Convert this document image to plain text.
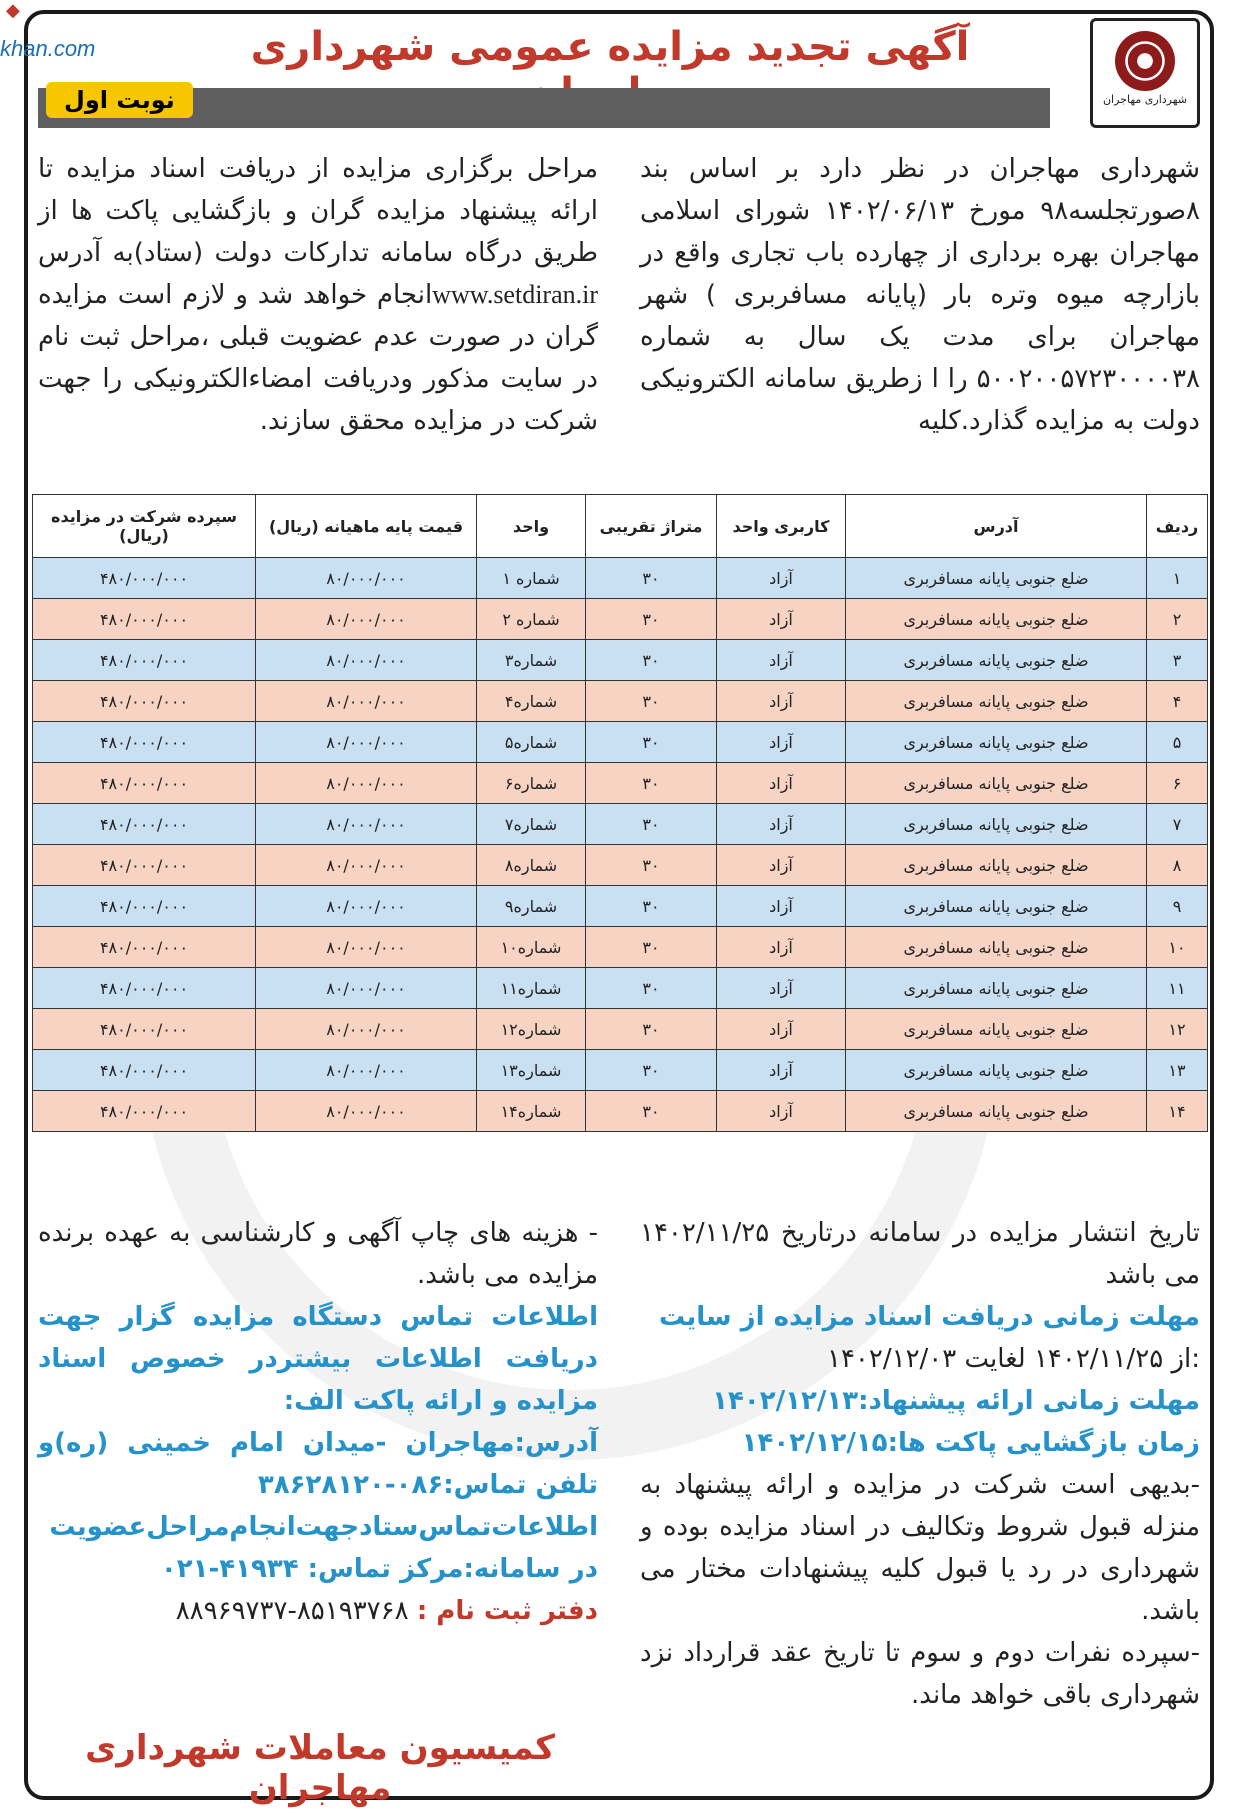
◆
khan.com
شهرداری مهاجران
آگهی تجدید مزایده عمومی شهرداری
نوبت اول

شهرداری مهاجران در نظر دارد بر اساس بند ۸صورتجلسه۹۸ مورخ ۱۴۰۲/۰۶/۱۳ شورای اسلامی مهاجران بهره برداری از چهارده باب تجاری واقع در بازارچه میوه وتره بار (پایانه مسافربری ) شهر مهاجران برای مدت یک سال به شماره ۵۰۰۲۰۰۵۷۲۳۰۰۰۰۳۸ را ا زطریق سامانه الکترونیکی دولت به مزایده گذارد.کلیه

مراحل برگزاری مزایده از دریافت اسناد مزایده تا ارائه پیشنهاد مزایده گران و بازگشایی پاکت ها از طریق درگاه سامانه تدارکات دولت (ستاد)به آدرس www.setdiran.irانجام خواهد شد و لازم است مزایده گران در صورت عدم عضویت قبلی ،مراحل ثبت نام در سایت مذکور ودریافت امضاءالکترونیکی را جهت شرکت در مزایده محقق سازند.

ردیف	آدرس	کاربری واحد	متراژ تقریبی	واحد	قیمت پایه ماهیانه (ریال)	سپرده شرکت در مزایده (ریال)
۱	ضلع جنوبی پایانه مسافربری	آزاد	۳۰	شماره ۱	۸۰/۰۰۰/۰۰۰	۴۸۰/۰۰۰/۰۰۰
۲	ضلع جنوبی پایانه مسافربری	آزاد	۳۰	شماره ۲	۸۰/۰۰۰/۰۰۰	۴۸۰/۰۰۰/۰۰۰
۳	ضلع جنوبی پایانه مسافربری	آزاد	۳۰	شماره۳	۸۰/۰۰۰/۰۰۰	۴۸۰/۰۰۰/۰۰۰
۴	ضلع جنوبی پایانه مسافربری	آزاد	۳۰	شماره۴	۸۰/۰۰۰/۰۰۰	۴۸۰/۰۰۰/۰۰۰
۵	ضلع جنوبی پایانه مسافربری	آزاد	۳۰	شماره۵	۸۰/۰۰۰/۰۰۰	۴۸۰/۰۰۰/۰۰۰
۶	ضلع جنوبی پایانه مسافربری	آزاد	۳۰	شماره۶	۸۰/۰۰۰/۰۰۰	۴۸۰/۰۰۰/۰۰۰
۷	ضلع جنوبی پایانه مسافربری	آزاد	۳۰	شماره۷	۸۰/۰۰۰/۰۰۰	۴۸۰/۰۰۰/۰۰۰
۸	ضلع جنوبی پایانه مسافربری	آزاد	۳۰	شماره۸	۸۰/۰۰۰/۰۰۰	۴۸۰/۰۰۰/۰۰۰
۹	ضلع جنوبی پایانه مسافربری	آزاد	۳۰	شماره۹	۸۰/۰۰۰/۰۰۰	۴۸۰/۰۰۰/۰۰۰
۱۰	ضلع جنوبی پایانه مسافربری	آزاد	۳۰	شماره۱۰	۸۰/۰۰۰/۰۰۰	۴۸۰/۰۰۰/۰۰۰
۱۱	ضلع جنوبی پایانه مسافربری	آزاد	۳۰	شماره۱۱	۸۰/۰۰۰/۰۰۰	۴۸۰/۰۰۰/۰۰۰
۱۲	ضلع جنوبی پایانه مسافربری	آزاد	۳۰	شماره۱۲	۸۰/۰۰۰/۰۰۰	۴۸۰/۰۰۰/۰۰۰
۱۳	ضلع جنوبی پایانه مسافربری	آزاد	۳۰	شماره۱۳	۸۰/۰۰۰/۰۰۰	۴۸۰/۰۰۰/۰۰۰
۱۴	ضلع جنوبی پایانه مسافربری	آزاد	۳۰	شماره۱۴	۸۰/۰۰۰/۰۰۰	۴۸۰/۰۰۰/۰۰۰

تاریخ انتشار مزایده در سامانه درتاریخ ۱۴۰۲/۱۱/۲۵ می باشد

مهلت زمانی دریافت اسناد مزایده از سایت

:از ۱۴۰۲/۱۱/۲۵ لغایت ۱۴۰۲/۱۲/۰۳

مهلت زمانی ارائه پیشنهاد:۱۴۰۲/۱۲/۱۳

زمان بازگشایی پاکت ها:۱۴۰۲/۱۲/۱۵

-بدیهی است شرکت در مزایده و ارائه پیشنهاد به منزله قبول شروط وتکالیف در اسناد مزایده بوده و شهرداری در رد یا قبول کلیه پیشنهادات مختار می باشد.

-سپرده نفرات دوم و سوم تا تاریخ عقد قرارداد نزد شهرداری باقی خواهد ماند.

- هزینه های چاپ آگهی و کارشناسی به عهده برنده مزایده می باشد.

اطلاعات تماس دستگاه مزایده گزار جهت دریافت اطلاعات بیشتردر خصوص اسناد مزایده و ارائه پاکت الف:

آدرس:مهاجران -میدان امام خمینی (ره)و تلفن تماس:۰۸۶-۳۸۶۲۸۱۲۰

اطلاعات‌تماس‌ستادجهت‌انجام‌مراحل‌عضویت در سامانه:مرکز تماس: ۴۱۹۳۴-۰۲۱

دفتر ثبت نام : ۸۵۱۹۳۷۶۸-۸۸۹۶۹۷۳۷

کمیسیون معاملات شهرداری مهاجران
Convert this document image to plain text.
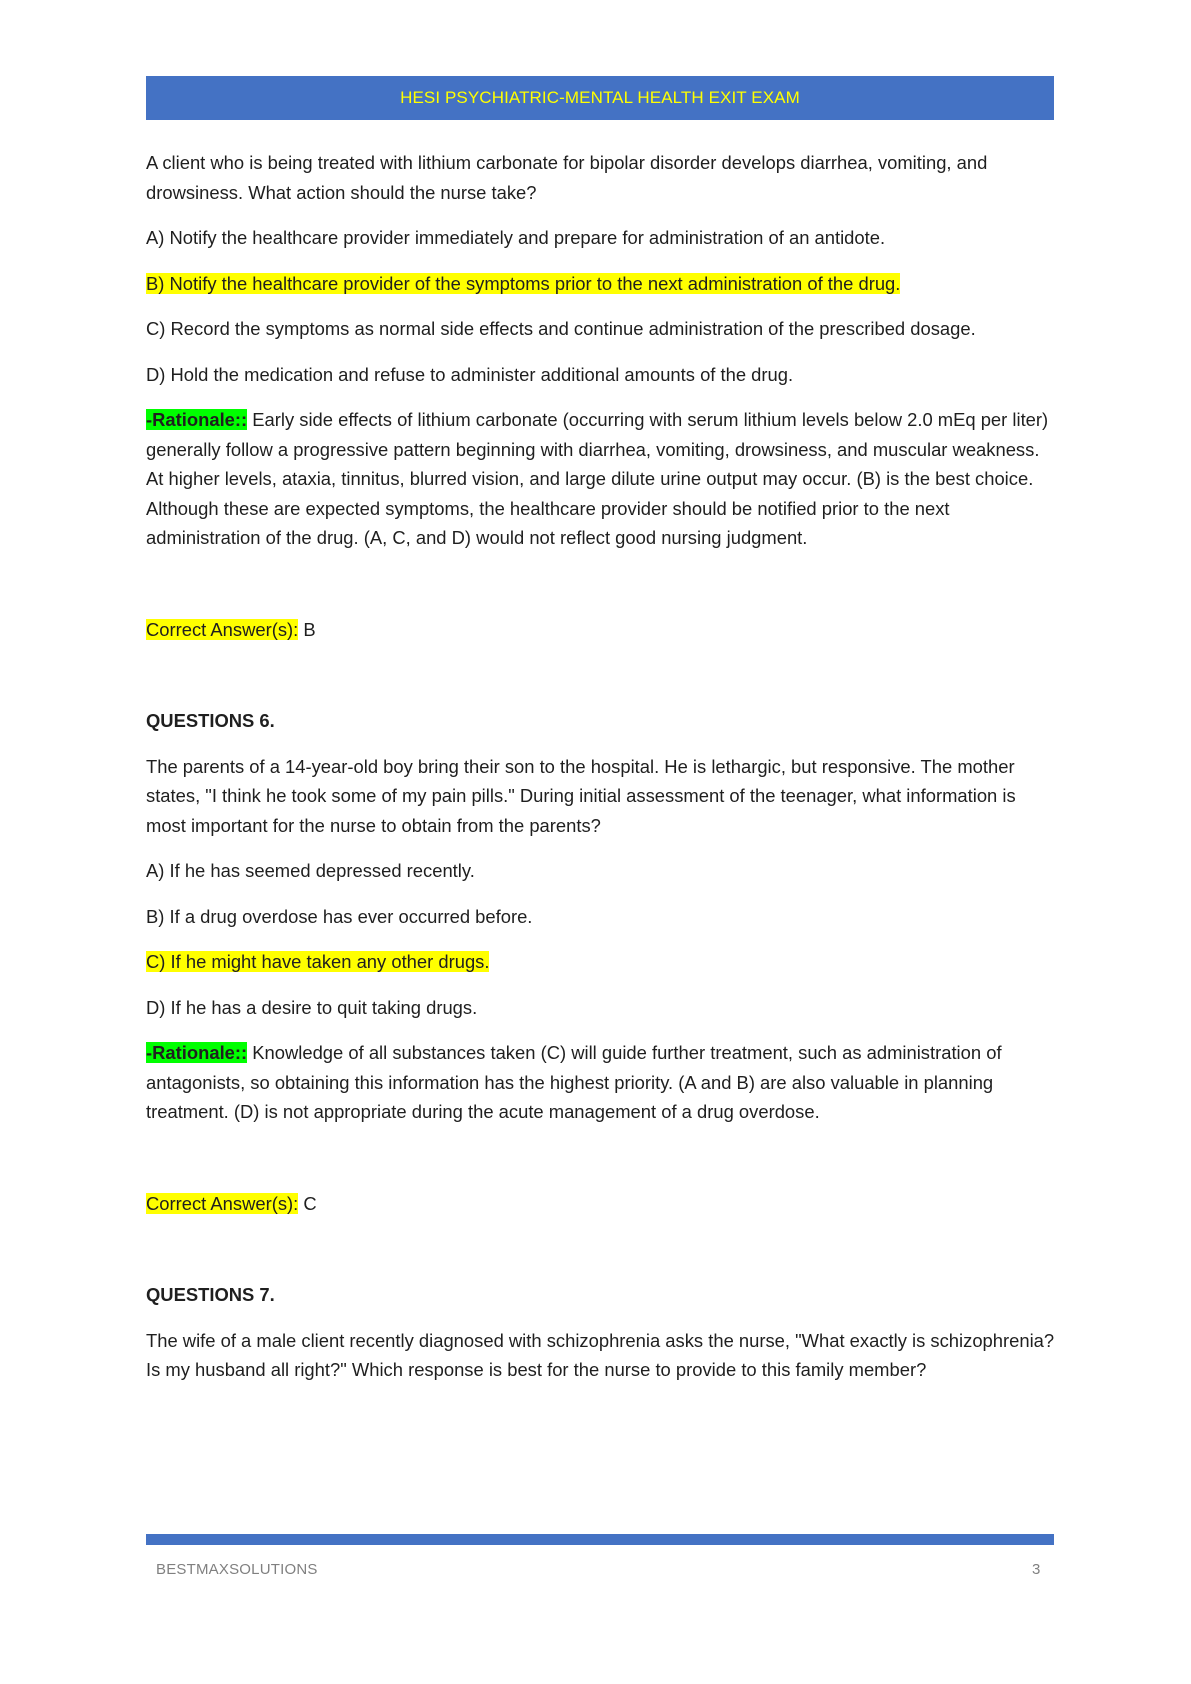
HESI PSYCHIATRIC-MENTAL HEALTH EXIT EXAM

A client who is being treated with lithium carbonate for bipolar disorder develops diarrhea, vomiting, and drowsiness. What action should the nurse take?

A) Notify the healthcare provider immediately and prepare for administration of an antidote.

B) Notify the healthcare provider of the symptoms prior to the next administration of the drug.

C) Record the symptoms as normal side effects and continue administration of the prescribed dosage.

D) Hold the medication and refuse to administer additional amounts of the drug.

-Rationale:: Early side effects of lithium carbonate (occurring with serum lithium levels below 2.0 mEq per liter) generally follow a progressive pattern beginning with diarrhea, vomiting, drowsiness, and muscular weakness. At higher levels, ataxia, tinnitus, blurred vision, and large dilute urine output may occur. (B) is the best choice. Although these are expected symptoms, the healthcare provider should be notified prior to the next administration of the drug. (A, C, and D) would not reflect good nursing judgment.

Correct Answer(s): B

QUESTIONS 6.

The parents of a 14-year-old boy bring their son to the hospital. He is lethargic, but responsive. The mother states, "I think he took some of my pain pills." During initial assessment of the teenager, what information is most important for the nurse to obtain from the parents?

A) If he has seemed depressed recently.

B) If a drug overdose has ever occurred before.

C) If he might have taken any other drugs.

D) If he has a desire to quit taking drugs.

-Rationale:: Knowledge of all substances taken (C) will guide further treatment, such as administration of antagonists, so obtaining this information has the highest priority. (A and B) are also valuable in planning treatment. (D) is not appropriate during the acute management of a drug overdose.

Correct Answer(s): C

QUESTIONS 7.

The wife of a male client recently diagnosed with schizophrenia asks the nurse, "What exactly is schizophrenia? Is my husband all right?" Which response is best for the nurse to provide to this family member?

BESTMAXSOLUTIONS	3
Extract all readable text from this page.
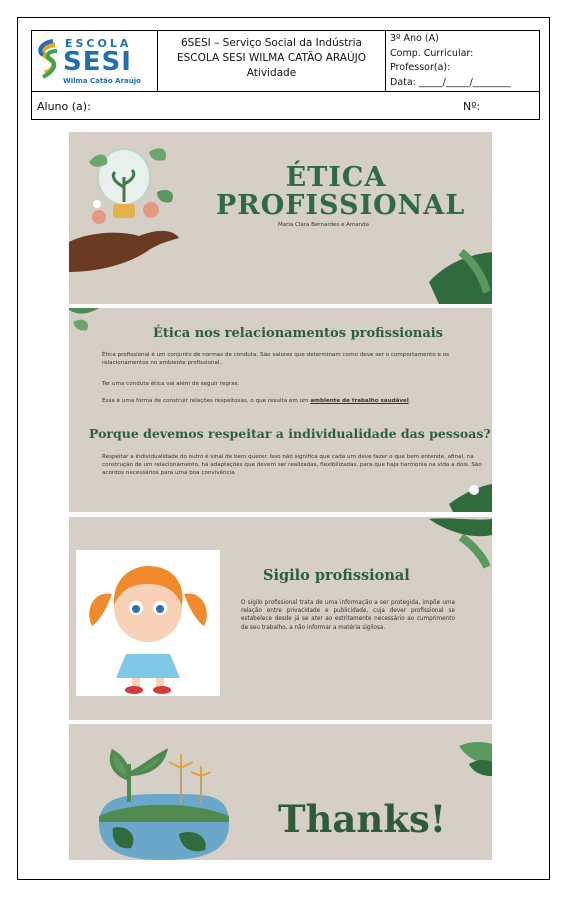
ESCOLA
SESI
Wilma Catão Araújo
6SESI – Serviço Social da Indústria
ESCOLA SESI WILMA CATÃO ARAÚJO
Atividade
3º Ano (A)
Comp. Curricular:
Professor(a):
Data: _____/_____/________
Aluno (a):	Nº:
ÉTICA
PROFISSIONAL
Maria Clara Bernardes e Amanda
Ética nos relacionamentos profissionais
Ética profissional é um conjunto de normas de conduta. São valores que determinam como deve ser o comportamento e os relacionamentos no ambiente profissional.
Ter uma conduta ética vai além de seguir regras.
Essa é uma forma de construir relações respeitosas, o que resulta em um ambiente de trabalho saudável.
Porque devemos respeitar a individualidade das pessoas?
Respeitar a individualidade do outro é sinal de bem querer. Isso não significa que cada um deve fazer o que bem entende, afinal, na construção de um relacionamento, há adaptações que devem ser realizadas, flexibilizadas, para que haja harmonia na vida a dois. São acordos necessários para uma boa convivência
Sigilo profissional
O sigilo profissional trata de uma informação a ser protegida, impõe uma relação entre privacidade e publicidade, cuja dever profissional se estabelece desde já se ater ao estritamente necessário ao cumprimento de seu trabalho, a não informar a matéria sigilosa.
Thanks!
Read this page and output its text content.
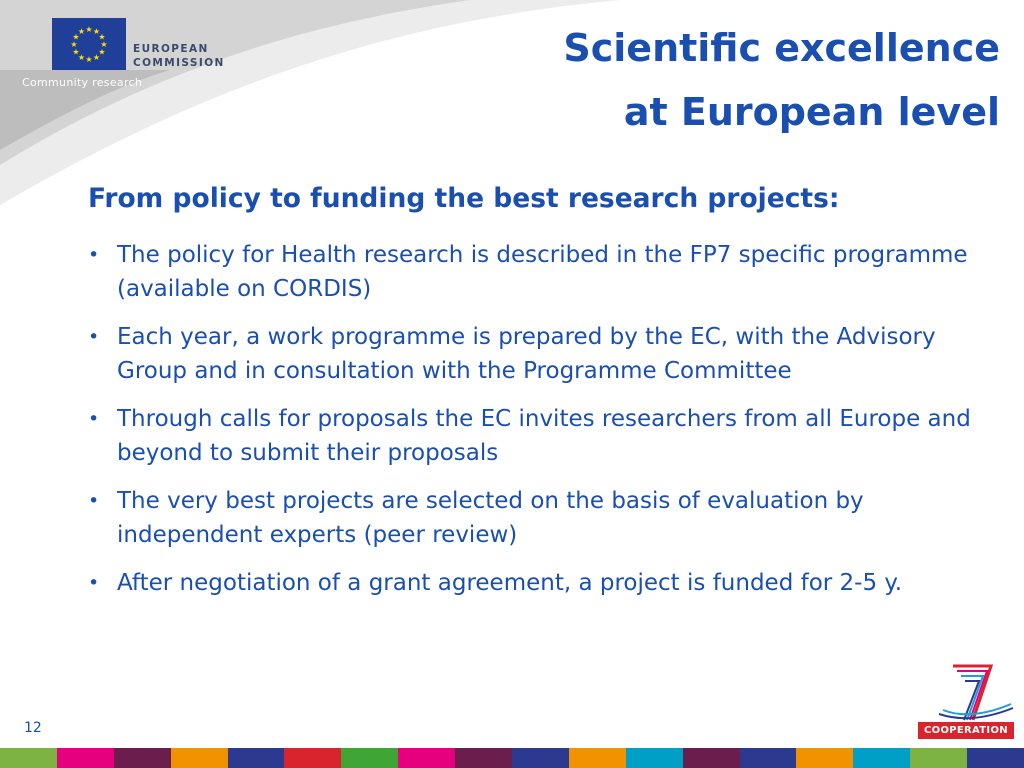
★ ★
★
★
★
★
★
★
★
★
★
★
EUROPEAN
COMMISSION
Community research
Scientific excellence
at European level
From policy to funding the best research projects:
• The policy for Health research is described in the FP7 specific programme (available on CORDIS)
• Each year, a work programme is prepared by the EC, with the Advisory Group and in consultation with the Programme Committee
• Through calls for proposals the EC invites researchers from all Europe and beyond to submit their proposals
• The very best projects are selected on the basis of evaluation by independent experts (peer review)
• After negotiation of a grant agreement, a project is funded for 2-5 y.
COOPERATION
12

****

WRITTEN PROBLEM:
Report the number of lines that include the string "آدرس"; return nothing but the count.

WRITTEN ANSWER:
3